● Dataset entries:
"""

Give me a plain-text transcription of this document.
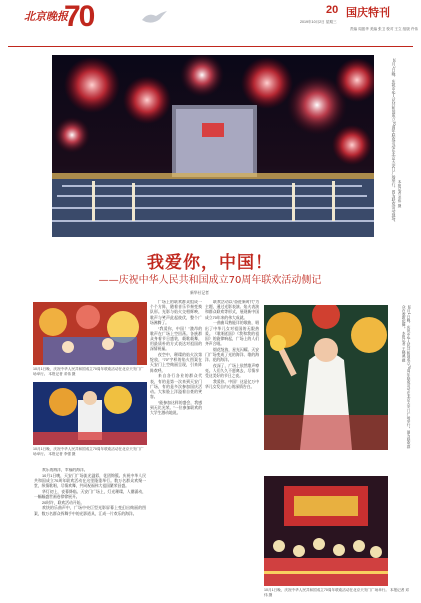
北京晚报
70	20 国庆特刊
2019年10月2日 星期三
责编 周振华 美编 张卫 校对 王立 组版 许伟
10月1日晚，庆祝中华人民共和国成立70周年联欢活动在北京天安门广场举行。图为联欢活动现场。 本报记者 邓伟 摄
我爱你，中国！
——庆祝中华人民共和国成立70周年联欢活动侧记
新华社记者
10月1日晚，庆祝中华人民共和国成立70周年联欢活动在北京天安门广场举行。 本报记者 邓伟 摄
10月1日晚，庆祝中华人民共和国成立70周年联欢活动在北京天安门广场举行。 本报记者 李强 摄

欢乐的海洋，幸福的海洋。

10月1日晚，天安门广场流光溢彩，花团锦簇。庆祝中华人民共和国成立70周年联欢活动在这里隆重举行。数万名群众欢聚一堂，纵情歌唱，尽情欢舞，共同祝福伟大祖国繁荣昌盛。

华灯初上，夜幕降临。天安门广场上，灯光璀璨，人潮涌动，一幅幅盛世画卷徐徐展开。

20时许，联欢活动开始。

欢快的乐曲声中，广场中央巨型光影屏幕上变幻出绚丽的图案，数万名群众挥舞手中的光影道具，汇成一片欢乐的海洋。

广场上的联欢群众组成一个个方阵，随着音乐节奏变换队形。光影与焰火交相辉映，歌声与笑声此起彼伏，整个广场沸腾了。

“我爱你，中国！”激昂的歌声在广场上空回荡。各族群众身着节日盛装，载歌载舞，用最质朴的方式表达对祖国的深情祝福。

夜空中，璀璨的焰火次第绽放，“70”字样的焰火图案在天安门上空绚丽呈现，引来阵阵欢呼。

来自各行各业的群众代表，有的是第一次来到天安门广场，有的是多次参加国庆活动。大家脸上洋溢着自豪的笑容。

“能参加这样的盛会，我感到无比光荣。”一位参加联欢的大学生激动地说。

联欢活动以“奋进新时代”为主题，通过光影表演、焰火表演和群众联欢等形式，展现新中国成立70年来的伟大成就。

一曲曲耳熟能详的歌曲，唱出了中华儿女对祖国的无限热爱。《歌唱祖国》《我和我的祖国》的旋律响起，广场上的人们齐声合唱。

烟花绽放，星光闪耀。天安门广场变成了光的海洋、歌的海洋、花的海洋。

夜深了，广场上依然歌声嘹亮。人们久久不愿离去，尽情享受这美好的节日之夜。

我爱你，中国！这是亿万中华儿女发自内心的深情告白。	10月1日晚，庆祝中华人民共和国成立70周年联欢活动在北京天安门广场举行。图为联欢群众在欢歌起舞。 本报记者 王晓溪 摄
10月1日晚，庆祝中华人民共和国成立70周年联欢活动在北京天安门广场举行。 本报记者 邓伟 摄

"""

● What needs to be done:
Leave out the pictures and copy the rest of the material above exactly.

● Solution:
Give me a plain-text transcription of this document.
北京晚报
70	20 国庆特刊
2019年10月2日 星期三
责编 周振华 美编 张卫 校对 王立 组版 许伟
10月1日晚，庆祝中华人民共和国成立70周年联欢活动在北京天安门广场举行。图为联欢活动现场。 本报记者 邓伟 摄
我爱你，中国！
——庆祝中华人民共和国成立70周年联欢活动侧记
新华社记者
10月1日晚，庆祝中华人民共和国成立70周年联欢活动在北京天安门广场举行。 本报记者 邓伟 摄
10月1日晚，庆祝中华人民共和国成立70周年联欢活动在北京天安门广场举行。 本报记者 李强 摄

欢乐的海洋，幸福的海洋。

10月1日晚，天安门广场流光溢彩，花团锦簇。庆祝中华人民共和国成立70周年联欢活动在这里隆重举行。数万名群众欢聚一堂，纵情歌唱，尽情欢舞，共同祝福伟大祖国繁荣昌盛。

华灯初上，夜幕降临。天安门广场上，灯光璀璨，人潮涌动，一幅幅盛世画卷徐徐展开。

20时许，联欢活动开始。

欢快的乐曲声中，广场中央巨型光影屏幕上变幻出绚丽的图案，数万名群众挥舞手中的光影道具，汇成一片欢乐的海洋。

广场上的联欢群众组成一个个方阵，随着音乐节奏变换队形。光影与焰火交相辉映，歌声与笑声此起彼伏，整个广场沸腾了。

“我爱你，中国！”激昂的歌声在广场上空回荡。各族群众身着节日盛装，载歌载舞，用最质朴的方式表达对祖国的深情祝福。

夜空中，璀璨的焰火次第绽放，“70”字样的焰火图案在天安门上空绚丽呈现，引来阵阵欢呼。

来自各行各业的群众代表，有的是第一次来到天安门广场，有的是多次参加国庆活动。大家脸上洋溢着自豪的笑容。

“能参加这样的盛会，我感到无比光荣。”一位参加联欢的大学生激动地说。

联欢活动以“奋进新时代”为主题，通过光影表演、焰火表演和群众联欢等形式，展现新中国成立70年来的伟大成就。

一曲曲耳熟能详的歌曲，唱出了中华儿女对祖国的无限热爱。《歌唱祖国》《我和我的祖国》的旋律响起，广场上的人们齐声合唱。

烟花绽放，星光闪耀。天安门广场变成了光的海洋、歌的海洋、花的海洋。

夜深了，广场上依然歌声嘹亮。人们久久不愿离去，尽情享受这美好的节日之夜。

我爱你，中国！这是亿万中华儿女发自内心的深情告白。	10月1日晚，庆祝中华人民共和国成立70周年联欢活动在北京天安门广场举行。图为联欢群众在欢歌起舞。 本报记者 王晓溪 摄
10月1日晚，庆祝中华人民共和国成立70周年联欢活动在北京天安门广场举行。 本报记者 邓伟 摄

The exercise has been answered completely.